_Exercise_
Leave out the pictures and transcribe everything else exactly.

_Collected data_
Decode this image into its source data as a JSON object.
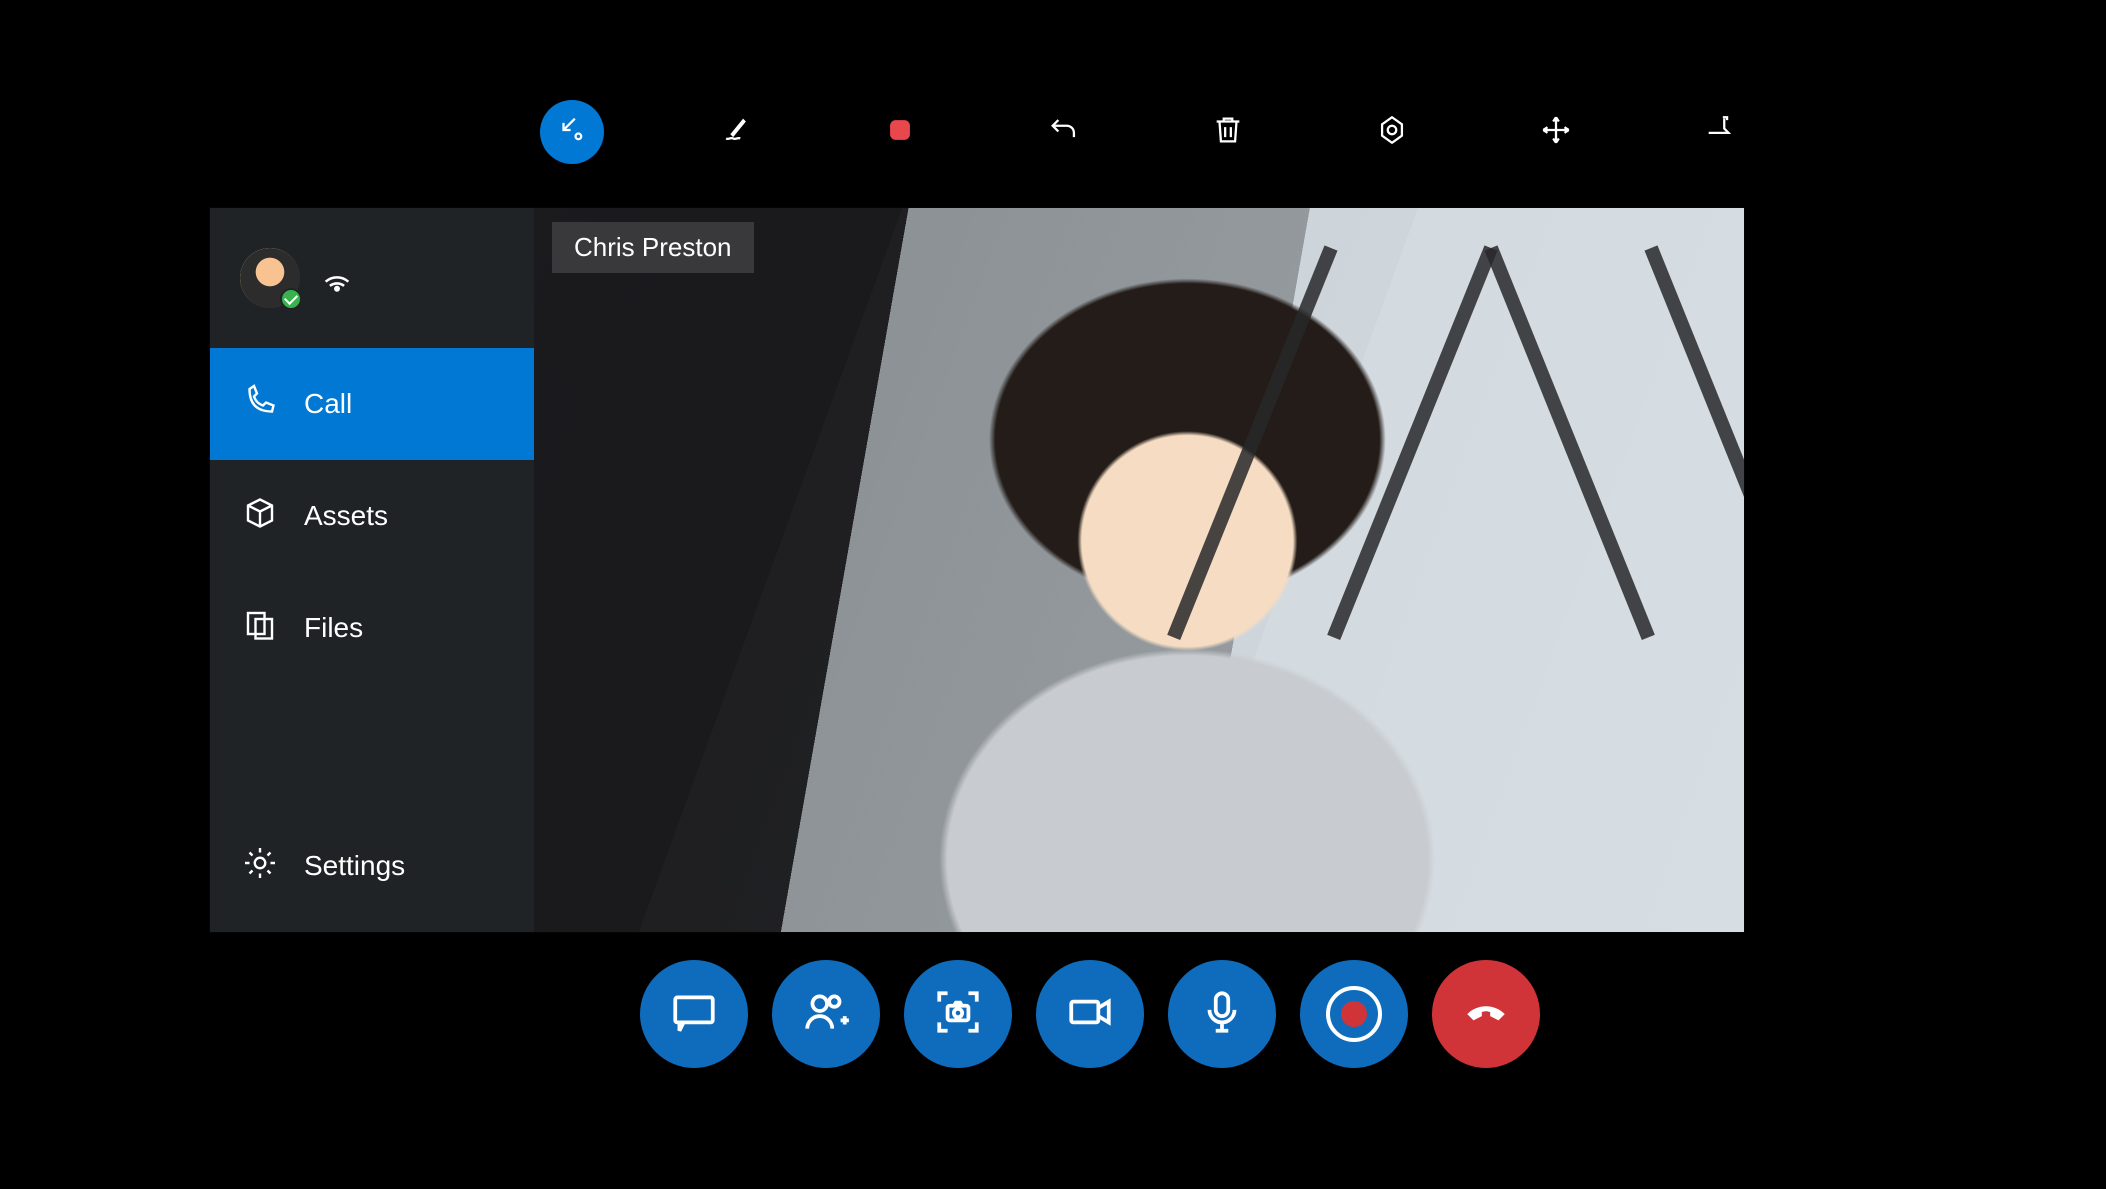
{
  "participant_name": "Chris Preston",
  "sidebar": {
    "items": [
      {
        "label": "Call",
        "icon": "phone-icon",
        "active": true
      },
      {
        "label": "Assets",
        "icon": "package-icon",
        "active": false
      },
      {
        "label": "Files",
        "icon": "files-icon",
        "active": false
      }
    ],
    "settings_label": "Settings"
  },
  "top_toolbar": {
    "items": [
      {
        "icon": "collapse-icon",
        "active": true
      },
      {
        "icon": "ink-icon",
        "active": false
      },
      {
        "icon": "stop-icon",
        "active": false
      },
      {
        "icon": "undo-icon",
        "active": false
      },
      {
        "icon": "trash-icon",
        "active": false
      },
      {
        "icon": "target-icon",
        "active": false
      },
      {
        "icon": "move-icon",
        "active": false
      },
      {
        "icon": "pin-icon",
        "active": false
      }
    ]
  },
  "call_bar": {
    "items": [
      {
        "icon": "chat-icon",
        "color": "blue"
      },
      {
        "icon": "add-people-icon",
        "color": "blue"
      },
      {
        "icon": "snapshot-icon",
        "color": "blue"
      },
      {
        "icon": "video-icon",
        "color": "blue"
      },
      {
        "icon": "mic-icon",
        "color": "blue"
      },
      {
        "icon": "record-icon",
        "color": "blue"
      },
      {
        "icon": "hangup-icon",
        "color": "red"
      }
    ]
  },
  "colors": {
    "accent": "#0078d4",
    "danger": "#d13438",
    "presence_available": "#37b24d"
  }
}
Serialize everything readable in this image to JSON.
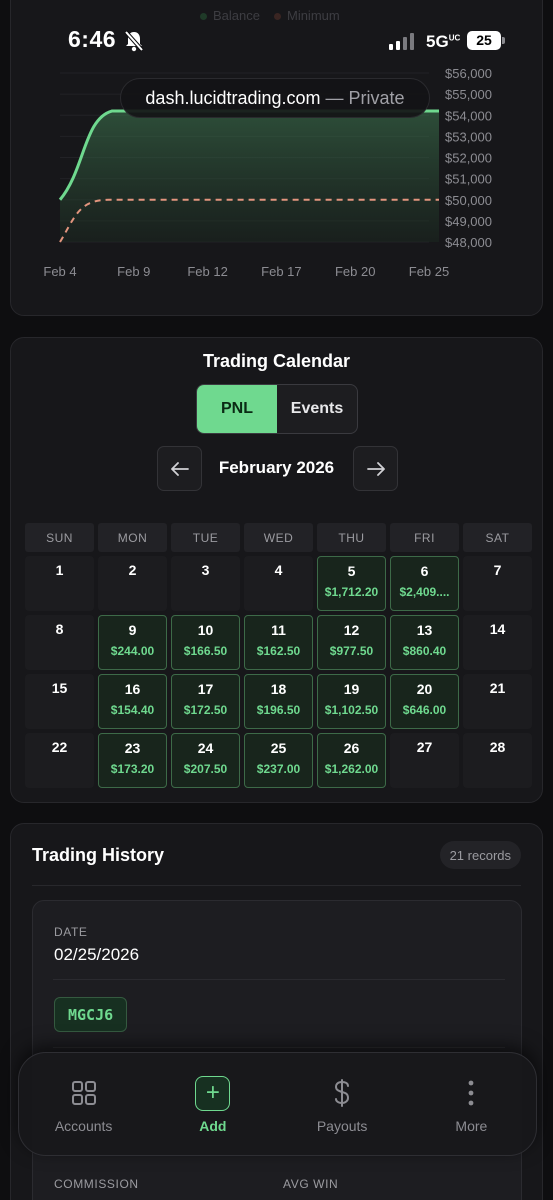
{
  "status": {
    "time": "6:46",
    "network": "5G",
    "network_sup": "UC",
    "battery": "25",
    "legend_balance": "Balance",
    "legend_minimum": "Minimum"
  },
  "browser": {
    "host": "dash.lucidtrading.com",
    "separator": "—",
    "mode": "Private"
  },
  "chart_data": {
    "type": "area",
    "x": [
      "Feb 4",
      "Feb 9",
      "Feb 12",
      "Feb 17",
      "Feb 20",
      "Feb 25"
    ],
    "y_ticks": [
      "$56,000",
      "$55,000",
      "$54,000",
      "$53,000",
      "$52,000",
      "$51,000",
      "$50,000",
      "$49,000",
      "$48,000"
    ],
    "ylim": [
      48000,
      56000
    ],
    "series": [
      {
        "name": "Balance",
        "color": "#6fd98f",
        "values": [
          50000,
          54200,
          54200,
          54200,
          54200,
          54200
        ]
      },
      {
        "name": "Minimum",
        "color": "#e3957e",
        "values": [
          48000,
          50000,
          50000,
          50000,
          50000,
          50000
        ],
        "style": "dashed"
      }
    ],
    "grid": true
  },
  "calendar": {
    "title": "Trading Calendar",
    "tabs": [
      "PNL",
      "Events"
    ],
    "active_tab": "PNL",
    "month": "February 2026",
    "weekdays": [
      "SUN",
      "MON",
      "TUE",
      "WED",
      "THU",
      "FRI",
      "SAT"
    ],
    "weeks": [
      [
        {
          "day": "1",
          "pnl": ""
        },
        {
          "day": "2",
          "pnl": ""
        },
        {
          "day": "3",
          "pnl": ""
        },
        {
          "day": "4",
          "pnl": ""
        },
        {
          "day": "5",
          "pnl": "$1,712.20"
        },
        {
          "day": "6",
          "pnl": "$2,409...."
        },
        {
          "day": "7",
          "pnl": ""
        }
      ],
      [
        {
          "day": "8",
          "pnl": ""
        },
        {
          "day": "9",
          "pnl": "$244.00"
        },
        {
          "day": "10",
          "pnl": "$166.50"
        },
        {
          "day": "11",
          "pnl": "$162.50"
        },
        {
          "day": "12",
          "pnl": "$977.50"
        },
        {
          "day": "13",
          "pnl": "$860.40"
        },
        {
          "day": "14",
          "pnl": ""
        }
      ],
      [
        {
          "day": "15",
          "pnl": ""
        },
        {
          "day": "16",
          "pnl": "$154.40"
        },
        {
          "day": "17",
          "pnl": "$172.50"
        },
        {
          "day": "18",
          "pnl": "$196.50"
        },
        {
          "day": "19",
          "pnl": "$1,102.50"
        },
        {
          "day": "20",
          "pnl": "$646.00"
        },
        {
          "day": "21",
          "pnl": ""
        }
      ],
      [
        {
          "day": "22",
          "pnl": ""
        },
        {
          "day": "23",
          "pnl": "$173.20"
        },
        {
          "day": "24",
          "pnl": "$207.50"
        },
        {
          "day": "25",
          "pnl": "$237.00"
        },
        {
          "day": "26",
          "pnl": "$1,262.00"
        },
        {
          "day": "27",
          "pnl": ""
        },
        {
          "day": "28",
          "pnl": ""
        }
      ]
    ]
  },
  "history": {
    "title": "Trading History",
    "records_badge": "21 records",
    "record": {
      "date_label": "DATE",
      "date_value": "02/25/2026",
      "symbol": "MGCJ6",
      "commission_label": "COMMISSION",
      "avg_win_label": "AVG WIN"
    }
  },
  "bottom_nav": {
    "items": [
      {
        "label": "Accounts",
        "icon": "grid-icon"
      },
      {
        "label": "Add",
        "icon": "plus-icon"
      },
      {
        "label": "Payouts",
        "icon": "dollar-icon"
      },
      {
        "label": "More",
        "icon": "more-vertical-icon"
      }
    ],
    "active": "Add"
  }
}
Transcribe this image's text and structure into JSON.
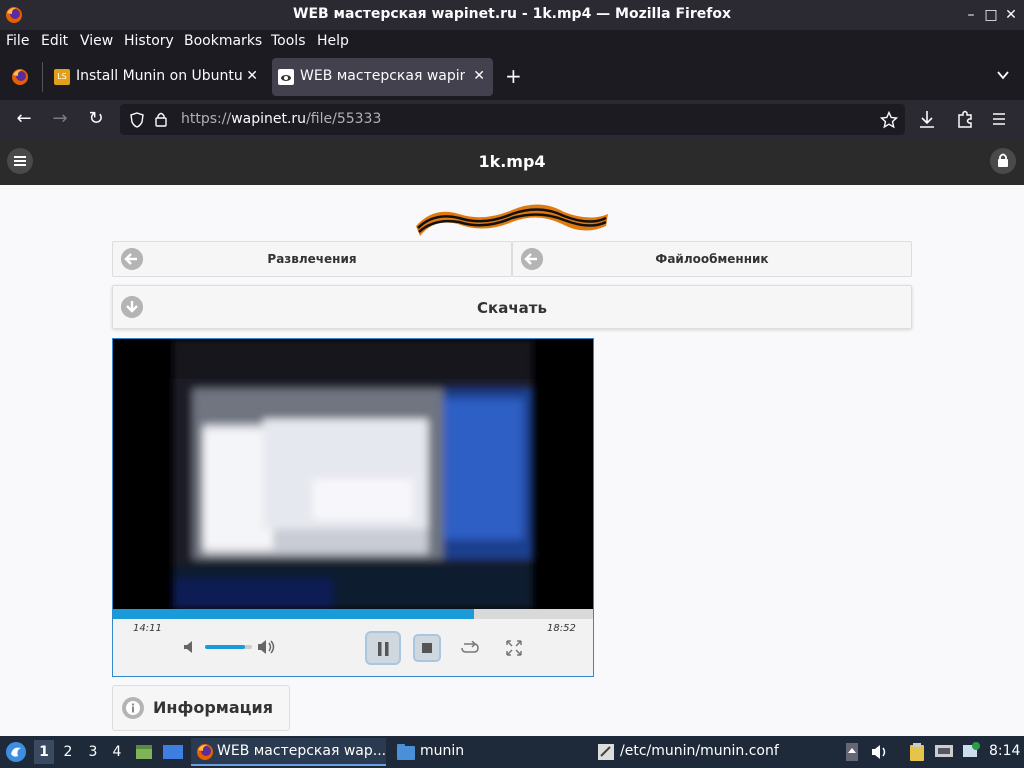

_Response to the task_
Decode this image into its source data as a JSON object.
{
  "participant_name": "Chris Preston",
  "sidebar": {
    "items": [
      {
        "label": "Call",
        "icon": "phone-icon",
        "active": true
      },
      {
        "label": "Assets",
        "icon": "package-icon",
        "active": false
      },
      {
        "label": "Files",
        "icon": "files-icon",
        "active": false
      }
    ],
    "settings_label": "Settings"
  },
  "top_toolbar": {
    "items": [
      {
        "icon": "collapse-icon",
        "active": true
      },
      {
        "icon": "ink-icon",
        "active": false
      },
      {
        "icon": "stop-icon",
        "active": false
      },
      {
        "icon": "undo-icon",
        "active": false
      },
      {
        "icon": "trash-icon",
        "active": false
      },
      {
        "icon": "target-icon",
        "active": false
      },
      {
        "icon": "move-icon",
        "active": false
      },
      {
        "icon": "pin-icon",
        "active": false
      }
    ]
  },
  "call_bar": {
    "items": [
      {
        "icon": "chat-icon",
        "color": "blue"
      },
      {
        "icon": "add-people-icon",
        "color": "blue"
      },
      {
        "icon": "snapshot-icon",
        "color": "blue"
      },
      {
        "icon": "video-icon",
        "color": "blue"
      },
      {
        "icon": "mic-icon",
        "color": "blue"
      },
      {
        "icon": "record-icon",
        "color": "blue"
      },
      {
        "icon": "hangup-icon",
        "color": "red"
      }
    ]
  },
  "colors": {
    "accent": "#0078d4",
    "danger": "#d13438",
    "presence_available": "#37b24d"
  }
}
Serialize everything readable in this image to JSON.
{
  "status": {
    "time": "6:46",
    "network": "5G",
    "network_sup": "UC",
    "battery": "25",
    "legend_balance": "Balance",
    "legend_minimum": "Minimum"
  },
  "browser": {
    "host": "dash.lucidtrading.com",
    "separator": "—",
    "mode": "Private"
  },
  "chart_data": {
    "type": "area",
    "x": [
      "Feb 4",
      "Feb 9",
      "Feb 12",
      "Feb 17",
      "Feb 20",
      "Feb 25"
    ],
    "y_ticks": [
      "$56,000",
      "$55,000",
      "$54,000",
      "$53,000",
      "$52,000",
      "$51,000",
      "$50,000",
      "$49,000",
      "$48,000"
    ],
    "ylim": [
      48000,
      56000
    ],
    "series": [
      {
        "name": "Balance",
        "color": "#6fd98f",
        "values": [
          50000,
          54200,
          54200,
          54200,
          54200,
          54200
        ]
      },
      {
        "name": "Minimum",
        "color": "#e3957e",
        "values": [
          48000,
          50000,
          50000,
          50000,
          50000,
          50000
        ],
        "style": "dashed"
      }
    ],
    "grid": true
  },
  "calendar": {
    "title": "Trading Calendar",
    "tabs": [
      "PNL",
      "Events"
    ],
    "active_tab": "PNL",
    "month": "February 2026",
    "weekdays": [
      "SUN",
      "MON",
      "TUE",
      "WED",
      "THU",
      "FRI",
      "SAT"
    ],
    "weeks": [
      [
        {
          "day": "1",
          "pnl": ""
        },
        {
          "day": "2",
          "pnl": ""
        },
        {
          "day": "3",
          "pnl": ""
        },
        {
          "day": "4",
          "pnl": ""
        },
        {
          "day": "5",
          "pnl": "$1,712.20"
        },
        {
          "day": "6",
          "pnl": "$2,409...."
        },
        {
          "day": "7",
          "pnl": ""
        }
      ],
      [
        {
          "day": "8",
          "pnl": ""
        },
        {
          "day": "9",
          "pnl": "$244.00"
        },
        {
          "day": "10",
          "pnl": "$166.50"
        },
        {
          "day": "11",
          "pnl": "$162.50"
        },
        {
          "day": "12",
          "pnl": "$977.50"
        },
        {
          "day": "13",
          "pnl": "$860.40"
        },
        {
          "day": "14",
          "pnl": ""
        }
      ],
      [
        {
          "day": "15",
          "pnl": ""
        },
        {
          "day": "16",
          "pnl": "$154.40"
        },
        {
          "day": "17",
          "pnl": "$172.50"
        },
        {
          "day": "18",
          "pnl": "$196.50"
        },
        {
          "day": "19",
          "pnl": "$1,102.50"
        },
        {
          "day": "20",
          "pnl": "$646.00"
        },
        {
          "day": "21",
          "pnl": ""
        }
      ],
      [
        {
          "day": "22",
          "pnl": ""
        },
        {
          "day": "23",
          "pnl": "$173.20"
        },
        {
          "day": "24",
          "pnl": "$207.50"
        },
        {
          "day": "25",
          "pnl": "$237.00"
        },
        {
          "day": "26",
          "pnl": "$1,262.00"
        },
        {
          "day": "27",
          "pnl": ""
        },
        {
          "day": "28",
          "pnl": ""
        }
      ]
    ]
  },
  "history": {
    "title": "Trading History",
    "records_badge": "21 records",
    "record": {
      "date_label": "DATE",
      "date_value": "02/25/2026",
      "symbol": "MGCJ6",
      "commission_label": "COMMISSION",
      "avg_win_label": "AVG WIN"
    }
  },
  "bottom_nav": {
    "items": [
      {
        "label": "Accounts",
        "icon": "grid-icon"
      },
      {
        "label": "Add",
        "icon": "plus-icon"
      },
      {
        "label": "Payouts",
        "icon": "dollar-icon"
      },
      {
        "label": "More",
        "icon": "more-vertical-icon"
      }
    ],
    "active": "Add"
  }
}
Transcribe this image's text and structure into JSON.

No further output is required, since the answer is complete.